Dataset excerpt
⟨
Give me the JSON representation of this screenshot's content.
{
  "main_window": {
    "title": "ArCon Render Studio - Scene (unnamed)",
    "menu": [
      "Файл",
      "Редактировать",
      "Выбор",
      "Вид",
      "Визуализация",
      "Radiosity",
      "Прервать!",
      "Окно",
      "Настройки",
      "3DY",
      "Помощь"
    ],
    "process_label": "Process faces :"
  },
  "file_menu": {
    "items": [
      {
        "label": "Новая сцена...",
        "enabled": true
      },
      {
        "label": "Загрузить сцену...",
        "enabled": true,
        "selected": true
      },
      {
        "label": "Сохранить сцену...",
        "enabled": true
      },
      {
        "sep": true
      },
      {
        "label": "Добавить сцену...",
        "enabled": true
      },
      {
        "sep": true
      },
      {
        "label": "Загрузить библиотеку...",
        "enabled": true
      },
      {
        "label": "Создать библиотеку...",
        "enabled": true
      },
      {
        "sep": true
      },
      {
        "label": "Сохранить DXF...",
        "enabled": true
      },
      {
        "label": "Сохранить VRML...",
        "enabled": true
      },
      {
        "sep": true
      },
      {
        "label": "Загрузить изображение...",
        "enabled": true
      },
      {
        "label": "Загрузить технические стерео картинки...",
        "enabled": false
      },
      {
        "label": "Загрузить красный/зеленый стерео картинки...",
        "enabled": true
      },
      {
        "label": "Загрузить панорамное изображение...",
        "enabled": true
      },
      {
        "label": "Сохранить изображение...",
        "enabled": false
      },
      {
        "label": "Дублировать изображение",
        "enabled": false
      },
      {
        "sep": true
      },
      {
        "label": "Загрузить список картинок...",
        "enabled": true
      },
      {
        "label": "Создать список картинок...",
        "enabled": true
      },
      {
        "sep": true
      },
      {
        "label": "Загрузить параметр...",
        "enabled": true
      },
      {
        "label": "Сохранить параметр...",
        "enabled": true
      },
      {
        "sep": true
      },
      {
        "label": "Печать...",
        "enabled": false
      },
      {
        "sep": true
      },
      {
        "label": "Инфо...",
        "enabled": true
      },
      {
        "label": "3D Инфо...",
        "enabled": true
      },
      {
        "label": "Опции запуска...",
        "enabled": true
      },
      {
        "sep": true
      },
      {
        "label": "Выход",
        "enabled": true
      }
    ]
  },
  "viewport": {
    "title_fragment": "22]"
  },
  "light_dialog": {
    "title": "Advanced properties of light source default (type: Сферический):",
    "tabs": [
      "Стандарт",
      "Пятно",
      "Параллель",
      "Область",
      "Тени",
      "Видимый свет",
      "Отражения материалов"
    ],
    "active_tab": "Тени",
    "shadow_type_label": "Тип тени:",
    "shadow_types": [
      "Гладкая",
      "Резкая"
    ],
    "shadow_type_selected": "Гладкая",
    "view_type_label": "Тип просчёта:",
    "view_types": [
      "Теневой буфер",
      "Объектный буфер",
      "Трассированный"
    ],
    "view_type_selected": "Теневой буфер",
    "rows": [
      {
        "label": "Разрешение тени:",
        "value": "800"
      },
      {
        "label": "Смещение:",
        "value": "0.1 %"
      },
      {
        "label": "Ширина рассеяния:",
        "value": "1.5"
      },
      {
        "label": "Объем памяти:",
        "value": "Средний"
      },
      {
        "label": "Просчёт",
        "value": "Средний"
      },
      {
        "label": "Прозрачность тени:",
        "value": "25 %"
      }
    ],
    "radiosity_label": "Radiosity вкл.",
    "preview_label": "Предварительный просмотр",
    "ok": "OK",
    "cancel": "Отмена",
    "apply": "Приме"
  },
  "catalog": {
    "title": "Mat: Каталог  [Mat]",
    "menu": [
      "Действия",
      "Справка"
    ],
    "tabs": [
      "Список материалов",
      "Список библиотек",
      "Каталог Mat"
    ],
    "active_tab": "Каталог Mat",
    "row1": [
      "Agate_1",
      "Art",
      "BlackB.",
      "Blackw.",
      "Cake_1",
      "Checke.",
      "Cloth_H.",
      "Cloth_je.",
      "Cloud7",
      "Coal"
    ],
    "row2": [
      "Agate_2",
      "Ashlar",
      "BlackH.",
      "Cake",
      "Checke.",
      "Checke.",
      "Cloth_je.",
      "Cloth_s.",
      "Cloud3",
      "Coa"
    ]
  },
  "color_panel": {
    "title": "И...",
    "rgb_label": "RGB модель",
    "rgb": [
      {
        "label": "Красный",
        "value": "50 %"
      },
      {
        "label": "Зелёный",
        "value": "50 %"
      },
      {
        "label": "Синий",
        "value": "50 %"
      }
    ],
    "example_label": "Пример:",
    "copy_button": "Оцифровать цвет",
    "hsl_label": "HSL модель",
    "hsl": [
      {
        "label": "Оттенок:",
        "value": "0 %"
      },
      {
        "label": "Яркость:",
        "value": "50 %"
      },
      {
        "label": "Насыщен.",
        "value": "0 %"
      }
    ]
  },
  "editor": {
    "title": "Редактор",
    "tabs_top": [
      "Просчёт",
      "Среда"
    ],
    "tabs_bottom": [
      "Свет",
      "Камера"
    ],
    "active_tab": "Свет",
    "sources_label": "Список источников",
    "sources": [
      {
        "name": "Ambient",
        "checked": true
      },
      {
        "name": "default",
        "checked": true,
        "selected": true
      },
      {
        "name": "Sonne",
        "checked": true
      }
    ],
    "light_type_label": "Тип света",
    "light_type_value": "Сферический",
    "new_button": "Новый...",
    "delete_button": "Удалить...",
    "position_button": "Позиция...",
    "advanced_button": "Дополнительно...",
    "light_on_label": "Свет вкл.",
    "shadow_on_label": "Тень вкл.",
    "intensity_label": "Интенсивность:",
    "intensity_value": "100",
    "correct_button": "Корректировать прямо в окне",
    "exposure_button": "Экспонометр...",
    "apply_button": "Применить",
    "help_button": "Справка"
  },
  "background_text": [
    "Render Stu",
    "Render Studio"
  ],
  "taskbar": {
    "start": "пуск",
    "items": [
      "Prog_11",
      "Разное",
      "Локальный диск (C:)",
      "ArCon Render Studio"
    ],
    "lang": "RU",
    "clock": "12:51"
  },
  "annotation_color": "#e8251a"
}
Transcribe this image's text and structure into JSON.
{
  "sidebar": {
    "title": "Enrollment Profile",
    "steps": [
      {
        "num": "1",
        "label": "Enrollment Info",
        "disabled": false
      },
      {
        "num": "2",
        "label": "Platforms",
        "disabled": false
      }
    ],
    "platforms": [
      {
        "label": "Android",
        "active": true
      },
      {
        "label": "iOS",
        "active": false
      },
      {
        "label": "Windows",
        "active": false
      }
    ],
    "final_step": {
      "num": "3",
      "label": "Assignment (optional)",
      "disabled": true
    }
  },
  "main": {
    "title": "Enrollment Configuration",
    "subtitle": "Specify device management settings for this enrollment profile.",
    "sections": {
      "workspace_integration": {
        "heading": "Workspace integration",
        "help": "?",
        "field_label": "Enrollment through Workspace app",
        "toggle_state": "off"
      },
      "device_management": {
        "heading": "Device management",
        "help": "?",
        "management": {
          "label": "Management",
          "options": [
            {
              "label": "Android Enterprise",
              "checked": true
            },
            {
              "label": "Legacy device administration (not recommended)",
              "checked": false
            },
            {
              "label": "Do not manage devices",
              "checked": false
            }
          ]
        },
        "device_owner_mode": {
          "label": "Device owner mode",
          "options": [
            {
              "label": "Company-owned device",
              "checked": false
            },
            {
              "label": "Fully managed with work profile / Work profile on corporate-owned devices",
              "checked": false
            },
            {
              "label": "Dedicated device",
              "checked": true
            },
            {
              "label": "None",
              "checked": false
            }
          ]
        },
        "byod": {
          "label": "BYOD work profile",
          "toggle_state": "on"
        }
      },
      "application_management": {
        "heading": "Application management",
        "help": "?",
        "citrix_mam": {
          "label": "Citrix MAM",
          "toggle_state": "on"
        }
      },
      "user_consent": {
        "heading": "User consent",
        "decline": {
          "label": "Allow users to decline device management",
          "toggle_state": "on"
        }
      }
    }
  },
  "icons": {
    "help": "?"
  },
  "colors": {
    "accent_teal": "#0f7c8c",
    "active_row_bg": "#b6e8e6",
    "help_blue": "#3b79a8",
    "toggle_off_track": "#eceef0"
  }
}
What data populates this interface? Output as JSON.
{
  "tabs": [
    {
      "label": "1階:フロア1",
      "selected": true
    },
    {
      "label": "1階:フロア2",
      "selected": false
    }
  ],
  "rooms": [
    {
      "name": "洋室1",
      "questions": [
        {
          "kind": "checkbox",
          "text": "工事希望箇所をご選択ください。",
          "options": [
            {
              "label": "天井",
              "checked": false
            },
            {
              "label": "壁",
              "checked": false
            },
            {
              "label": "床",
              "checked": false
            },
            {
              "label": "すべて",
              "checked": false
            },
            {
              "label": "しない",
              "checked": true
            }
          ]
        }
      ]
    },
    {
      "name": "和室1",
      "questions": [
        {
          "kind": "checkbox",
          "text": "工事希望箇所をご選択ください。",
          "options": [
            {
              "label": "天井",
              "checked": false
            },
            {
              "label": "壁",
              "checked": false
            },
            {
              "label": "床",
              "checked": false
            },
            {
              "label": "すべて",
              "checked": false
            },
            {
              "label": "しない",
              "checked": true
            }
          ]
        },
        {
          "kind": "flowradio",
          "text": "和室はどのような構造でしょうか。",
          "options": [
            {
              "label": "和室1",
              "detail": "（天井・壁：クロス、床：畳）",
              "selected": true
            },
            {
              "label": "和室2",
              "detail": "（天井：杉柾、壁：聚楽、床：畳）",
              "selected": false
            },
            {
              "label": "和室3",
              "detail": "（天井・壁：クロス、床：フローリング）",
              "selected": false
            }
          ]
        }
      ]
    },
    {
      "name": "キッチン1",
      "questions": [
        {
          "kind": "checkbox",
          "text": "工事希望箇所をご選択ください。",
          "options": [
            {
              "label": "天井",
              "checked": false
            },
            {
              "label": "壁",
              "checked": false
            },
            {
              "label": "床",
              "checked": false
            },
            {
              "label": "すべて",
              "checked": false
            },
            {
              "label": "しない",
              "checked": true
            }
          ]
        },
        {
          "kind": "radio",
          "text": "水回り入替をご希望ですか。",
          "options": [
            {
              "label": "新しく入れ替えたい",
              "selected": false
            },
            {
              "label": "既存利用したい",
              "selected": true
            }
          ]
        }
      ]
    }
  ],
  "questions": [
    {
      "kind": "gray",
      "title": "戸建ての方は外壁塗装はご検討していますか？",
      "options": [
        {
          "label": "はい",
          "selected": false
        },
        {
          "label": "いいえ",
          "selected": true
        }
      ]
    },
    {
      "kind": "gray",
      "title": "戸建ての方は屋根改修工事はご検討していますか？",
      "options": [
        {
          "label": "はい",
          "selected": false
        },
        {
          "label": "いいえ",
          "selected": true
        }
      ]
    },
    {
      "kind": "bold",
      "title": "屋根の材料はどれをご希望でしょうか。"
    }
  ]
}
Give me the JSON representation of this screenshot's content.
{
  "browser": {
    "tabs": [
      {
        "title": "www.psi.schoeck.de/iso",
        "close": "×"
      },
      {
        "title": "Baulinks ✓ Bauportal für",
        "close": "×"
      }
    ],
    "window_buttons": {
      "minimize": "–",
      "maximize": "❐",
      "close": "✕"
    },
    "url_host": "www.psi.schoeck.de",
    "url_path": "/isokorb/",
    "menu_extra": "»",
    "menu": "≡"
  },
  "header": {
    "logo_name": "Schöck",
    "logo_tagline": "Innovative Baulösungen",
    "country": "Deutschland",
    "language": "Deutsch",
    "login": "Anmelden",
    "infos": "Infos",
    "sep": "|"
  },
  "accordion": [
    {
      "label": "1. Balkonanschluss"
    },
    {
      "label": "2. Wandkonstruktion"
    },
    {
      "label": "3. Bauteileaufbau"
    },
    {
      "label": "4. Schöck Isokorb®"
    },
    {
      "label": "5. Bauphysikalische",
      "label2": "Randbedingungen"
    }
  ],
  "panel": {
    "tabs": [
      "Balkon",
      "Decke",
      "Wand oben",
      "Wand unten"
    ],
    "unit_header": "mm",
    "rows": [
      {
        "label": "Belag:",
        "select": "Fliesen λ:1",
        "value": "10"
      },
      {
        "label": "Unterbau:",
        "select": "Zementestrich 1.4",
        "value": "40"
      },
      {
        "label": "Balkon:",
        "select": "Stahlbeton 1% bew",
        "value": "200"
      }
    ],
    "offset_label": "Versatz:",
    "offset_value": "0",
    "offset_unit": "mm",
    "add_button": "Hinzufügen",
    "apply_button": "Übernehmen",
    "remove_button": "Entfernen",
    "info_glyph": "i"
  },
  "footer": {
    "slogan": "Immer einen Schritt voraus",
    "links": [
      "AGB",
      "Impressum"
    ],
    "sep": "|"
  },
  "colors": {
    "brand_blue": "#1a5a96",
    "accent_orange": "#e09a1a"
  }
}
⟩
- **Exercise prompt**
State how many lines in the records above contain the word "сцену", and give only that number.

- **Completed exercise**
3